## THE EXERCISE
Please write out the material below exactly as given.

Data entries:

────────────────────────────────────────

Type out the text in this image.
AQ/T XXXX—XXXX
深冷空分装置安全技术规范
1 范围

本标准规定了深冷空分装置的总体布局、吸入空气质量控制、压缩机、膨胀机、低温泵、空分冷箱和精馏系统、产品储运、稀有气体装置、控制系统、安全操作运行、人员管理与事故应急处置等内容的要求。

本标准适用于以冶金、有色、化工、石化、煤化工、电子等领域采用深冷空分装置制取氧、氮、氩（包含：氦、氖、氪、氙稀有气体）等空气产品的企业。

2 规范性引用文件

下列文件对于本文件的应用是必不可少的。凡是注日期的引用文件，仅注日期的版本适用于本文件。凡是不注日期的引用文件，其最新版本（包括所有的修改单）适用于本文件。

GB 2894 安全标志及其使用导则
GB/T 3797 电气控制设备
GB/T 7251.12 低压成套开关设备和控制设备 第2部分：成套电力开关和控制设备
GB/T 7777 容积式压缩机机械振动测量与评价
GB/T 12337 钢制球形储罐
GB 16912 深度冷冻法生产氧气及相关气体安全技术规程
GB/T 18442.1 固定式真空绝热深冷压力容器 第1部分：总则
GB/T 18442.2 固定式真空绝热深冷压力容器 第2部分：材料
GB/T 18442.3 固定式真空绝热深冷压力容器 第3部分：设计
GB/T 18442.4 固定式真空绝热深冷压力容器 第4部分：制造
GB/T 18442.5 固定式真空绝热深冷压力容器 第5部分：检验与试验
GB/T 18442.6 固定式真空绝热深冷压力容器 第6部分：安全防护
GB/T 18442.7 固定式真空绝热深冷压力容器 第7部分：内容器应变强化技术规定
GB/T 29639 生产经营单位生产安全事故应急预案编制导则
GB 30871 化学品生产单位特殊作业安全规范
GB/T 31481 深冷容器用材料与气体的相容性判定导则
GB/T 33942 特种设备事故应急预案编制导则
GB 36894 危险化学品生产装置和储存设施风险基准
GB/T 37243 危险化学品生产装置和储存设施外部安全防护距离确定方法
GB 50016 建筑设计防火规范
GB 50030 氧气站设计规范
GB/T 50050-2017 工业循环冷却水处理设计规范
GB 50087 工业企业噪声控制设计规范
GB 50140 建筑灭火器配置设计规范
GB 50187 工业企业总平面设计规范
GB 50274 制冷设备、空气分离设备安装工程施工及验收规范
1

────────────────────────────────────────

## ANSWER TO THE PROBLEM
Type out the text in this image.
AQ/T XXXX—XXXX
深冷空分装置安全技术规范
1 范围

本标准规定了深冷空分装置的总体布局、吸入空气质量控制、压缩机、膨胀机、低温泵、空分冷箱和精馏系统、产品储运、稀有气体装置、控制系统、安全操作运行、人员管理与事故应急处置等内容的要求。

本标准适用于以冶金、有色、化工、石化、煤化工、电子等领域采用深冷空分装置制取氧、氮、氩（包含：氦、氖、氪、氙稀有气体）等空气产品的企业。

2 规范性引用文件

下列文件对于本文件的应用是必不可少的。凡是注日期的引用文件，仅注日期的版本适用于本文件。凡是不注日期的引用文件，其最新版本（包括所有的修改单）适用于本文件。

GB 2894 安全标志及其使用导则
GB/T 3797 电气控制设备
GB/T 7251.12 低压成套开关设备和控制设备 第2部分：成套电力开关和控制设备
GB/T 7777 容积式压缩机机械振动测量与评价
GB/T 12337 钢制球形储罐
GB 16912 深度冷冻法生产氧气及相关气体安全技术规程
GB/T 18442.1 固定式真空绝热深冷压力容器 第1部分：总则
GB/T 18442.2 固定式真空绝热深冷压力容器 第2部分：材料
GB/T 18442.3 固定式真空绝热深冷压力容器 第3部分：设计
GB/T 18442.4 固定式真空绝热深冷压力容器 第4部分：制造
GB/T 18442.5 固定式真空绝热深冷压力容器 第5部分：检验与试验
GB/T 18442.6 固定式真空绝热深冷压力容器 第6部分：安全防护
GB/T 18442.7 固定式真空绝热深冷压力容器 第7部分：内容器应变强化技术规定
GB/T 29639 生产经营单位生产安全事故应急预案编制导则
GB 30871 化学品生产单位特殊作业安全规范
GB/T 31481 深冷容器用材料与气体的相容性判定导则
GB/T 33942 特种设备事故应急预案编制导则
GB 36894 危险化学品生产装置和储存设施风险基准
GB/T 37243 危险化学品生产装置和储存设施外部安全防护距离确定方法
GB 50016 建筑设计防火规范
GB 50030 氧气站设计规范
GB/T 50050-2017 工业循环冷却水处理设计规范
GB 50087 工业企业噪声控制设计规范
GB 50140 建筑灭火器配置设计规范
GB 50187 工业企业总平面设计规范
GB 50274 制冷设备、空气分离设备安装工程施工及验收规范
1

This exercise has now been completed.